--- Task details ---
Check each line of the records below and collect those that include the word "resources".

--- The input ---
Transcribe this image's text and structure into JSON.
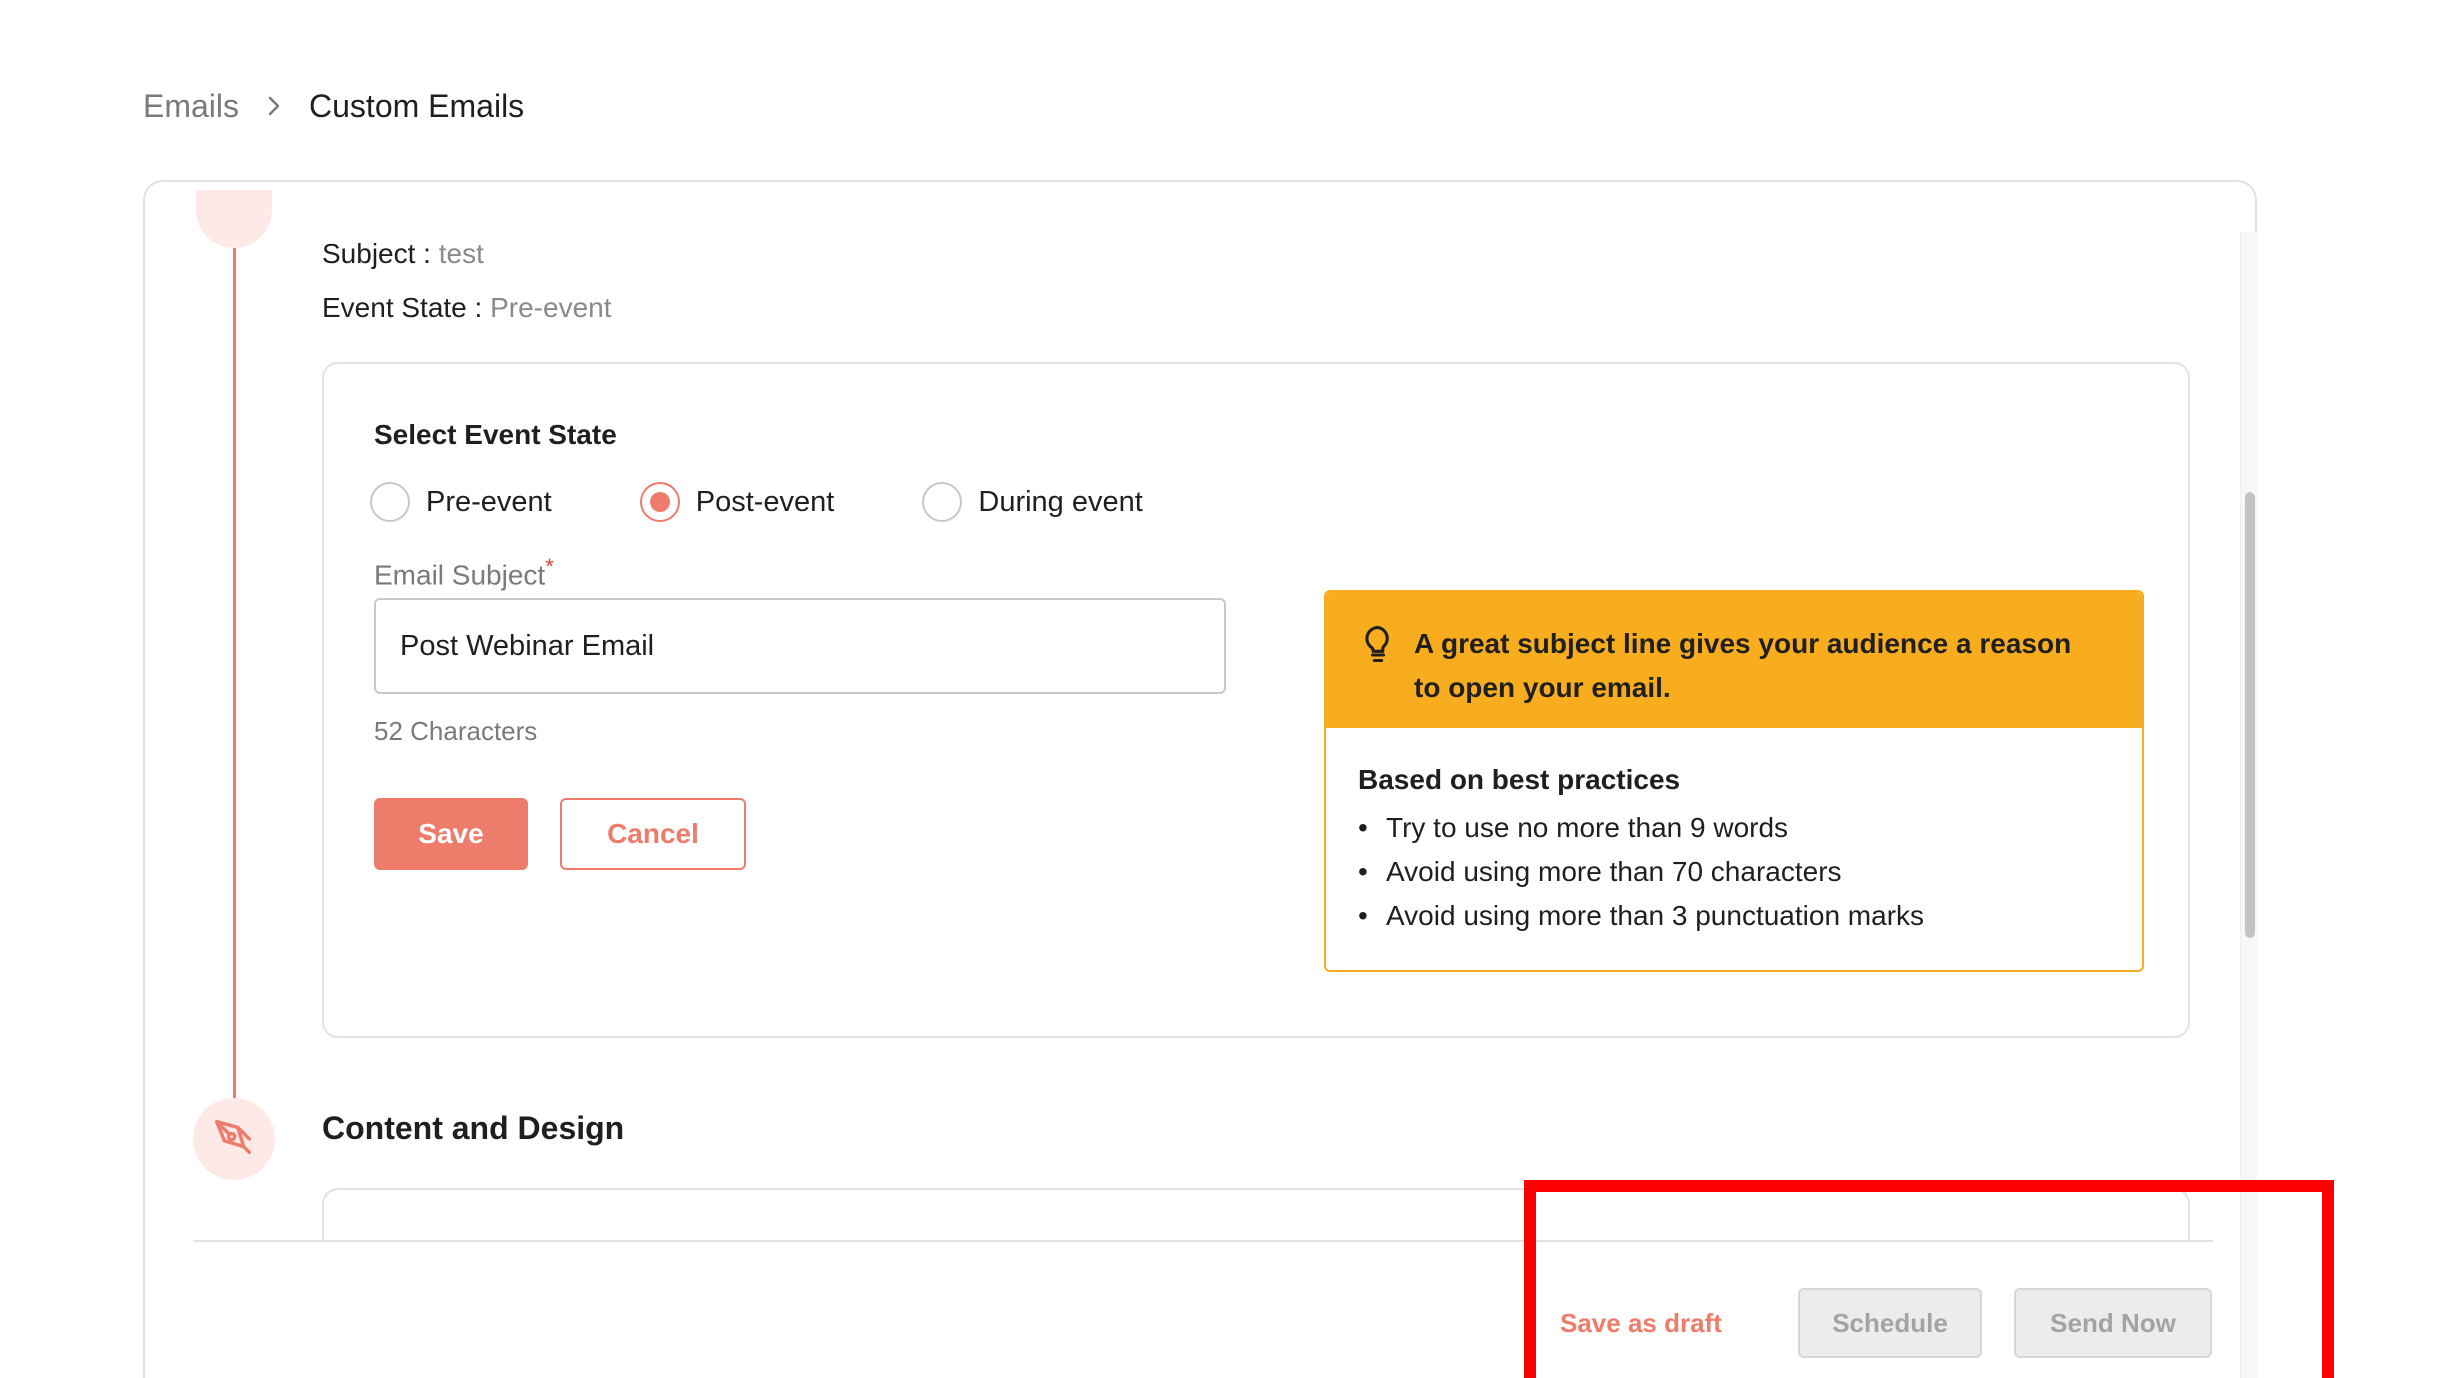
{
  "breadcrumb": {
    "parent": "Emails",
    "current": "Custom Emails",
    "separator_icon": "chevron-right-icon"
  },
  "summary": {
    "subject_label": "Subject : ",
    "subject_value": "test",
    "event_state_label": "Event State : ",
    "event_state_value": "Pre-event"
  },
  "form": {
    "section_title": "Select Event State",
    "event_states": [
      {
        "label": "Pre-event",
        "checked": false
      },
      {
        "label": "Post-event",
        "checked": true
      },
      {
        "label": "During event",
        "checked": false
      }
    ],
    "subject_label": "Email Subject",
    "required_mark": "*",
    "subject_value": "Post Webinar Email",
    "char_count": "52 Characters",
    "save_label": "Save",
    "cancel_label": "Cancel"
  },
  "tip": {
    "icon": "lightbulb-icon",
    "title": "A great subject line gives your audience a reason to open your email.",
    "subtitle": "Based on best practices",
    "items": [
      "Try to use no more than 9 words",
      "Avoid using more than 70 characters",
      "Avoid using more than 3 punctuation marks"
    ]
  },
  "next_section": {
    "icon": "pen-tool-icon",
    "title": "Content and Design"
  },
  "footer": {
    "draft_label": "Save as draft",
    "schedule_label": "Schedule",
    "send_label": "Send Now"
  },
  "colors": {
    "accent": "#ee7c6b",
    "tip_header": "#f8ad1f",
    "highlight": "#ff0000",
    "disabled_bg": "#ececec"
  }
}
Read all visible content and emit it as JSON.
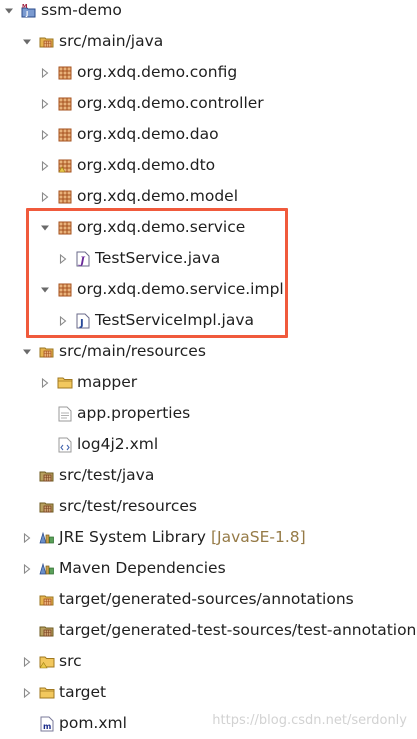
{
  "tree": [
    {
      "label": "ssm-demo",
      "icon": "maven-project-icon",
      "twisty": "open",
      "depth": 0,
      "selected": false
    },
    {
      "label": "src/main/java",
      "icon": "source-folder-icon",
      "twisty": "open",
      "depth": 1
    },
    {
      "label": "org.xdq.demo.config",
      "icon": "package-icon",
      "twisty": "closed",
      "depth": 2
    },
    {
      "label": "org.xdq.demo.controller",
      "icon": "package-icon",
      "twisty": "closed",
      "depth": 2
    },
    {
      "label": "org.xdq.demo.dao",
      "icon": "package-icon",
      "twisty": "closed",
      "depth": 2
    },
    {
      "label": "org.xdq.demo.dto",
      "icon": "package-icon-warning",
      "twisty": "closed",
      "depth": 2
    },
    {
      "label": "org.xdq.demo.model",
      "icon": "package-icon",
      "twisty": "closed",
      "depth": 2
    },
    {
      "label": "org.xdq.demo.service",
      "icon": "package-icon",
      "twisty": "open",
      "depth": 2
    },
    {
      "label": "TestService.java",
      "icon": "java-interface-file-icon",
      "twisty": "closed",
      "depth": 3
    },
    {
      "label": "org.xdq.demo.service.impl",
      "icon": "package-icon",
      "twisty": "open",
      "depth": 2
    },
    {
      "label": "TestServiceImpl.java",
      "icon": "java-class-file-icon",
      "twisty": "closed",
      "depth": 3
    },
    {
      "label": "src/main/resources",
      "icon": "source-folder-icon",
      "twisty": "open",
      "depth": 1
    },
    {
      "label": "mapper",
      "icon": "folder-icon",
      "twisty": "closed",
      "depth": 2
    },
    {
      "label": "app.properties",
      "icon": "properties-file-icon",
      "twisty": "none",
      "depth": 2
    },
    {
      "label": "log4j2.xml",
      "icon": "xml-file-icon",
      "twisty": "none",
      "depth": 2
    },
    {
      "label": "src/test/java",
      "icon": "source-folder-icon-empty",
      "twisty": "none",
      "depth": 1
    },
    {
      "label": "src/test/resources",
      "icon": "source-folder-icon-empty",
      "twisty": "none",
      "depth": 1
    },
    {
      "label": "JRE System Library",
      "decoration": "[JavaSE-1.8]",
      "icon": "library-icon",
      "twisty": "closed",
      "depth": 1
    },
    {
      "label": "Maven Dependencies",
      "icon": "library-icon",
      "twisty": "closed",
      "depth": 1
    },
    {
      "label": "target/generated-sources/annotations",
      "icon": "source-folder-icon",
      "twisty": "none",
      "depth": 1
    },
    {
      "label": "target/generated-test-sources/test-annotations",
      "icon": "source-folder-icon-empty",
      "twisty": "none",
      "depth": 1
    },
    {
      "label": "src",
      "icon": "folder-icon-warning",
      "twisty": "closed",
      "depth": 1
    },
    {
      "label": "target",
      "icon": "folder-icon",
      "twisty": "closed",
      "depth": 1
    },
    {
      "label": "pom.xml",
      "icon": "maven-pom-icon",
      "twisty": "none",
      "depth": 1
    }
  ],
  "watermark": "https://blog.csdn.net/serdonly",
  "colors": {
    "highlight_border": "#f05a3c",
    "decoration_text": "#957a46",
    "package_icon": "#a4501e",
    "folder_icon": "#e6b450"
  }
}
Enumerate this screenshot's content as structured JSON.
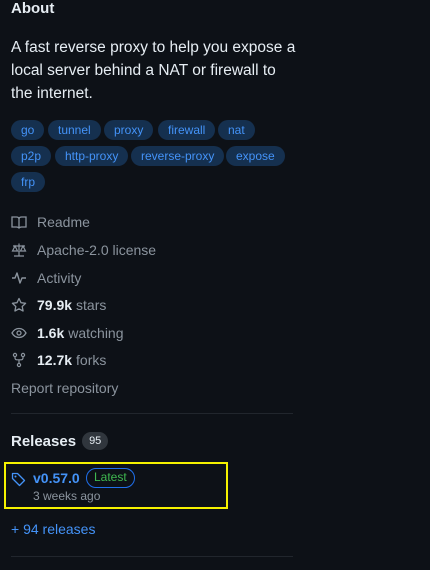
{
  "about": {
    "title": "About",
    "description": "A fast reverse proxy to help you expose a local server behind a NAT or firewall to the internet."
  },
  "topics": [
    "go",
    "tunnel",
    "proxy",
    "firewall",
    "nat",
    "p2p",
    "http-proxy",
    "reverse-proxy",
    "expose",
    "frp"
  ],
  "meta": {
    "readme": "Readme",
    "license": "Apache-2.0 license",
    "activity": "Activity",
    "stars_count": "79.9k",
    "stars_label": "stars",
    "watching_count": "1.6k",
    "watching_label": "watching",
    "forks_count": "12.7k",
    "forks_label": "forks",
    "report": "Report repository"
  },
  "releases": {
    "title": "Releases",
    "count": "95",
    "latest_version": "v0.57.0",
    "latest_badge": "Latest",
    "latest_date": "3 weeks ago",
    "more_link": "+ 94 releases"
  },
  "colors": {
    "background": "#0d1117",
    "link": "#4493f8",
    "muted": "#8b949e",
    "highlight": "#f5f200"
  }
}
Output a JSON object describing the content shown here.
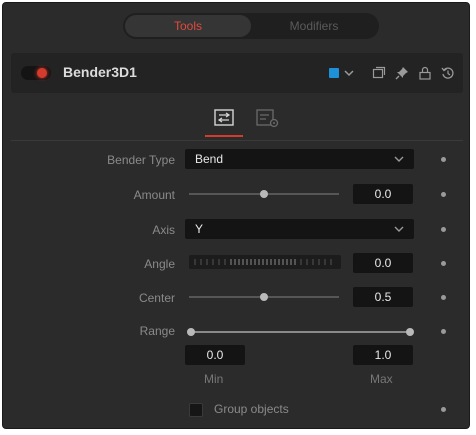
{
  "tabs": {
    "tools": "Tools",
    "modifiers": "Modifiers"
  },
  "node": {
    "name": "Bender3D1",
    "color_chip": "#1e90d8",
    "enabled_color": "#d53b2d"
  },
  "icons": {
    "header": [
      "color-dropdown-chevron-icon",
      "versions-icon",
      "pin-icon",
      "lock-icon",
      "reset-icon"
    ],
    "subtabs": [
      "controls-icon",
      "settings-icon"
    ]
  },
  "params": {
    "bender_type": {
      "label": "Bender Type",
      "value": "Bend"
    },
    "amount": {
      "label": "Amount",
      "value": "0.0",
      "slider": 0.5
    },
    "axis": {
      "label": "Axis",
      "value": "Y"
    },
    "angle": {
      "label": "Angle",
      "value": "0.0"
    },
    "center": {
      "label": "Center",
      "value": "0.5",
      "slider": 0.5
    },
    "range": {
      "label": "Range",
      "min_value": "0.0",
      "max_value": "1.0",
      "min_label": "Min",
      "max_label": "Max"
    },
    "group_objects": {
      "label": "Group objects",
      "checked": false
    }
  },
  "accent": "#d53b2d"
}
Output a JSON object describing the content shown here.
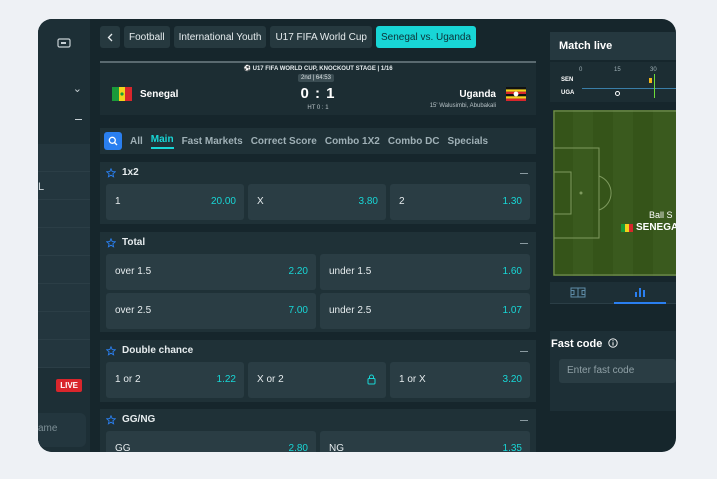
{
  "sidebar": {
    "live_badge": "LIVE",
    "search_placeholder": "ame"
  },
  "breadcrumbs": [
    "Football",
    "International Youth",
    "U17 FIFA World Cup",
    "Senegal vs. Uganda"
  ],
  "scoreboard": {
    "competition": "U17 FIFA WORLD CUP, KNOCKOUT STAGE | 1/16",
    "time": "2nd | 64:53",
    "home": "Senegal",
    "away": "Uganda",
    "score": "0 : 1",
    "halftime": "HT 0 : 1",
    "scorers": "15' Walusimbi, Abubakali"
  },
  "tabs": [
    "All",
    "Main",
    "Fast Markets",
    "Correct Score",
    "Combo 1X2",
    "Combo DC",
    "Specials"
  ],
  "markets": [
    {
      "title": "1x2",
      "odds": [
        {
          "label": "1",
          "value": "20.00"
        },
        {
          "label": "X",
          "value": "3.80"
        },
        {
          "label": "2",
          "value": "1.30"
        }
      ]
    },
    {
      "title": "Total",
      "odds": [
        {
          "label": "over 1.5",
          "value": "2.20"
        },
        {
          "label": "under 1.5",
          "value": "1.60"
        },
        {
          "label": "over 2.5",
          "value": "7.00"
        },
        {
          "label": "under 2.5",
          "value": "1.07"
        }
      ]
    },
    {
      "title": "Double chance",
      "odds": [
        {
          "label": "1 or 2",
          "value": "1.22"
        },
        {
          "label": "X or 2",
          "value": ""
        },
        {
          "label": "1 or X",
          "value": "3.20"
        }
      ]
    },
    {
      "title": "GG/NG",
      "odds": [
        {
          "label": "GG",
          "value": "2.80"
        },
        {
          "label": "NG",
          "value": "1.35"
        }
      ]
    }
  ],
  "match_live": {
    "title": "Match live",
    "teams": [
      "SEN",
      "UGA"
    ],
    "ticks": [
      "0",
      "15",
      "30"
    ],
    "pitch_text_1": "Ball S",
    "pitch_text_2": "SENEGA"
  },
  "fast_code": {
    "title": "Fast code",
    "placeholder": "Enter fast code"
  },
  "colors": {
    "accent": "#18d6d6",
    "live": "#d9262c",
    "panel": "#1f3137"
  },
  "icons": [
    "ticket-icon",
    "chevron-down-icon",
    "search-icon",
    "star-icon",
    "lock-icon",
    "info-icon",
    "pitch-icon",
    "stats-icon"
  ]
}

--- Response for this exercise ---
      "label": "src/main/resources",
      "label": "src/test/resources",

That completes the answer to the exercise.